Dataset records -
=-=-=-=-=
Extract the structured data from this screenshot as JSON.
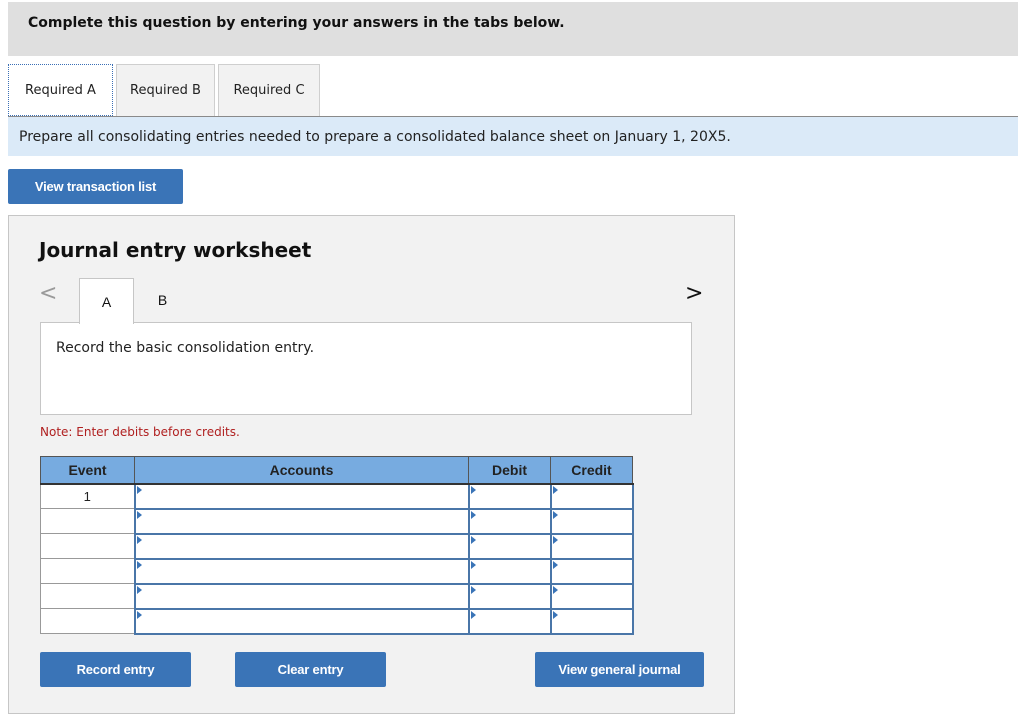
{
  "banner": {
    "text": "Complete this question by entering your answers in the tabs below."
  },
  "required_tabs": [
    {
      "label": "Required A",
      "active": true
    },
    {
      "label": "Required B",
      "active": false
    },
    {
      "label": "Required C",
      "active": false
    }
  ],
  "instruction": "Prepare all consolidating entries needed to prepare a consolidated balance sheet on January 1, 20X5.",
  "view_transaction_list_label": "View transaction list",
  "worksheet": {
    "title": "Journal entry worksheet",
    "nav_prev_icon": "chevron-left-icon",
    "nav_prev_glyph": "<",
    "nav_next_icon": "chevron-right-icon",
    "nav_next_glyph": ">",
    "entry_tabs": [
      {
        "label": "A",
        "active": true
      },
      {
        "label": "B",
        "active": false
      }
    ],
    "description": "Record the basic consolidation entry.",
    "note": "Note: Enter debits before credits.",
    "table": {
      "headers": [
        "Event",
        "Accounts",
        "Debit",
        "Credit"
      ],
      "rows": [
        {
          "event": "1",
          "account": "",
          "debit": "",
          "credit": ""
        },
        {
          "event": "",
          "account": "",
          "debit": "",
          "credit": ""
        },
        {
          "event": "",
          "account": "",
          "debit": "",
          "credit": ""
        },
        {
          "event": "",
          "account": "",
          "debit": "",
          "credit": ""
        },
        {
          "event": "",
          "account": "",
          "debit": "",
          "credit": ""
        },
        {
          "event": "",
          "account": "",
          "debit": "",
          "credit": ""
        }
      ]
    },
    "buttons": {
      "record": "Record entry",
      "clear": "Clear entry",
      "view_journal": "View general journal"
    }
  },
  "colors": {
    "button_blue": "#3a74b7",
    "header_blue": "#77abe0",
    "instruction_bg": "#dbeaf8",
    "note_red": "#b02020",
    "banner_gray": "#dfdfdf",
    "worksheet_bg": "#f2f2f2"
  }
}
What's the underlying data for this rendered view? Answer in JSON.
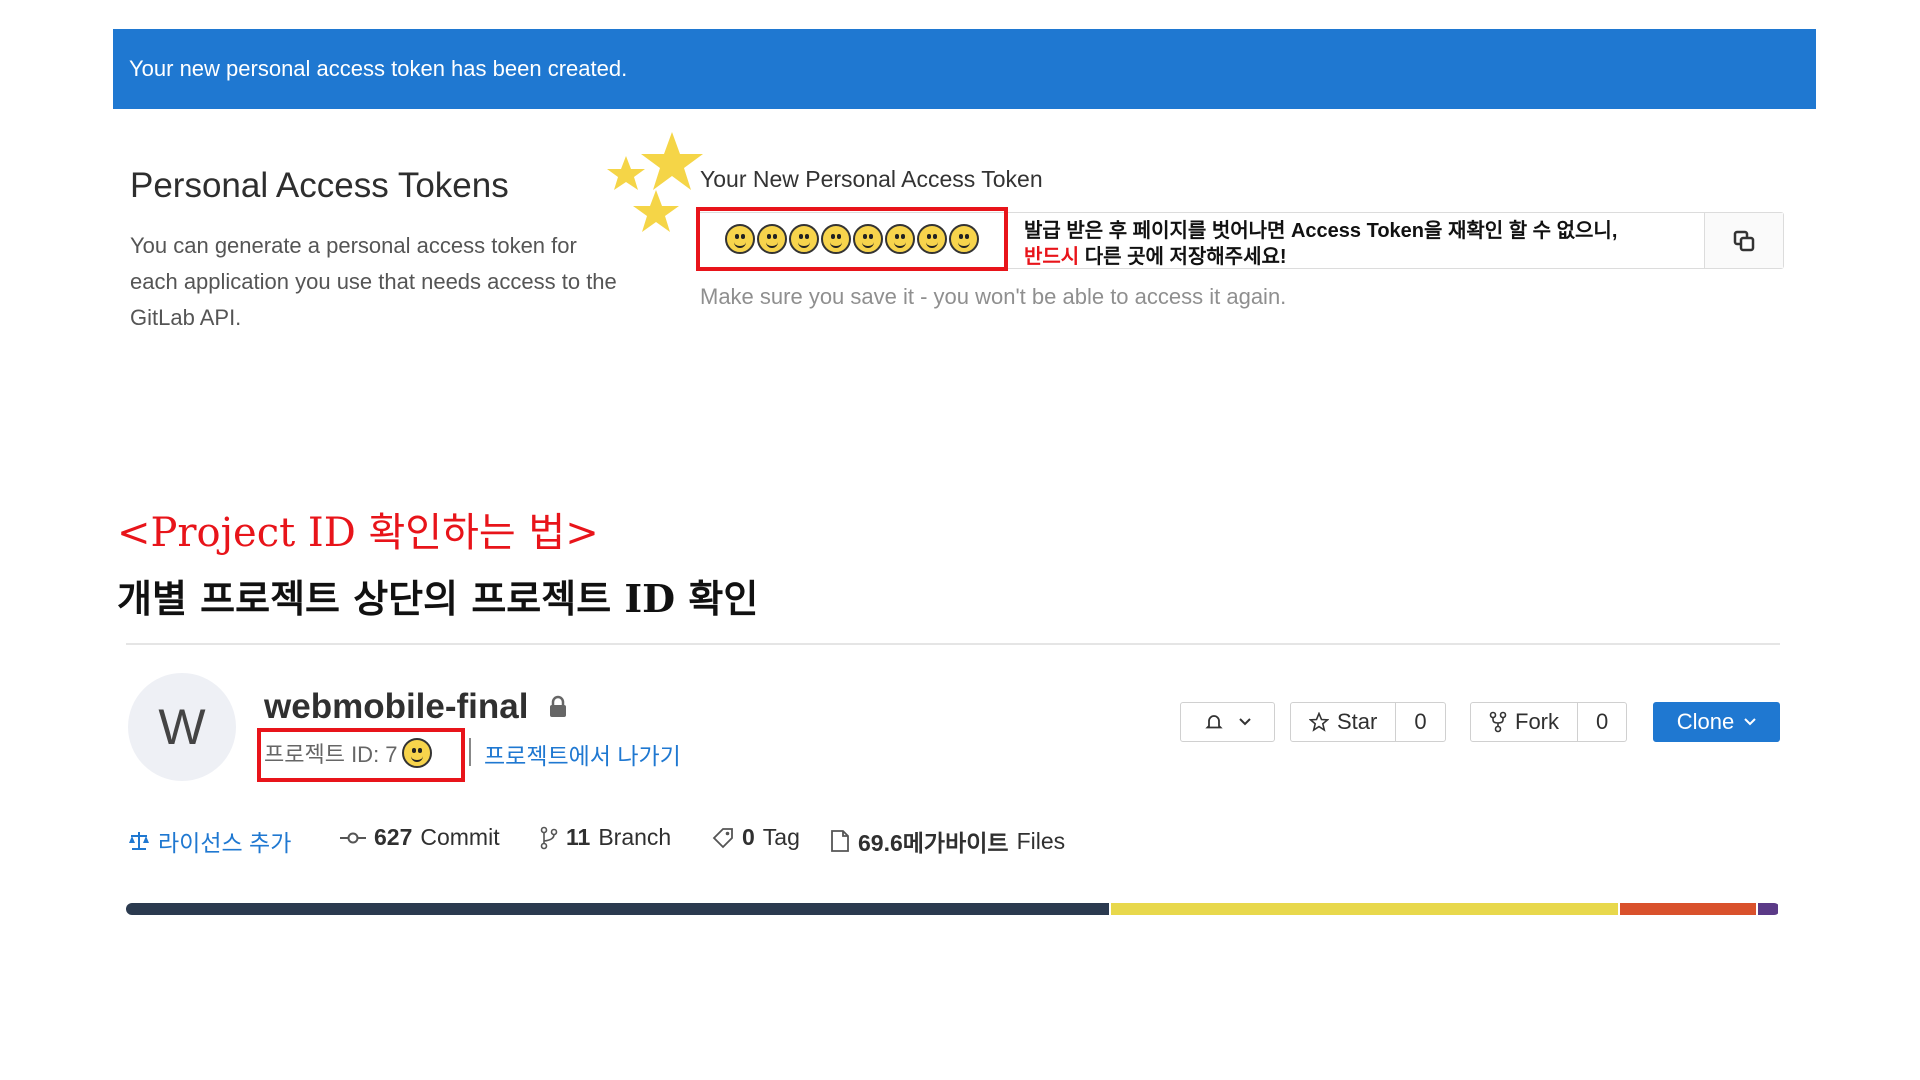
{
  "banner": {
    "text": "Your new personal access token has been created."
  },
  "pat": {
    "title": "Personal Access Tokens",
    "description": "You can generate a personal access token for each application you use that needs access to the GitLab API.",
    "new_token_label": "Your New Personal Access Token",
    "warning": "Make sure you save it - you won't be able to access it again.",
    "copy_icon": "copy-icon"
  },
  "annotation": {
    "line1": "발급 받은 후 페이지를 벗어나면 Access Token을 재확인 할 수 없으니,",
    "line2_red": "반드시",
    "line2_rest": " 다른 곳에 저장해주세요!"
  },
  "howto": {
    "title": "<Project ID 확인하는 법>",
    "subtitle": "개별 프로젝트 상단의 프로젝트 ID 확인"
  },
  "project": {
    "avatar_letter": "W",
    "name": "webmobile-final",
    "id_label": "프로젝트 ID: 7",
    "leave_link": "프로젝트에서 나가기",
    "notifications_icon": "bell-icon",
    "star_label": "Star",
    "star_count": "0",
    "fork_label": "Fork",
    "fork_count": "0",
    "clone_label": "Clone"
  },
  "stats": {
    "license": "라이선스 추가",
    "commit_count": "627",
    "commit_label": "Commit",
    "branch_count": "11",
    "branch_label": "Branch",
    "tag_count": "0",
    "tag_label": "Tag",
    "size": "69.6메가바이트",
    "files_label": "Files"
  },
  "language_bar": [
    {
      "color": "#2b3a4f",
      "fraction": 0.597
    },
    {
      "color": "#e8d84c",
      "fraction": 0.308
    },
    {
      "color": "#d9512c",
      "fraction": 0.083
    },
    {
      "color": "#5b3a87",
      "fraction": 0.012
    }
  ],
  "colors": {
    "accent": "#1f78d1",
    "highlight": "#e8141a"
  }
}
=-=-=-=-=
Stated goal -
Gather up the lines containing the word "text" from these records and copy them.

Solved problem -
    "text": "Complete this question by entering your answers in the tabs below."
    "text": "Your new personal access token has been created."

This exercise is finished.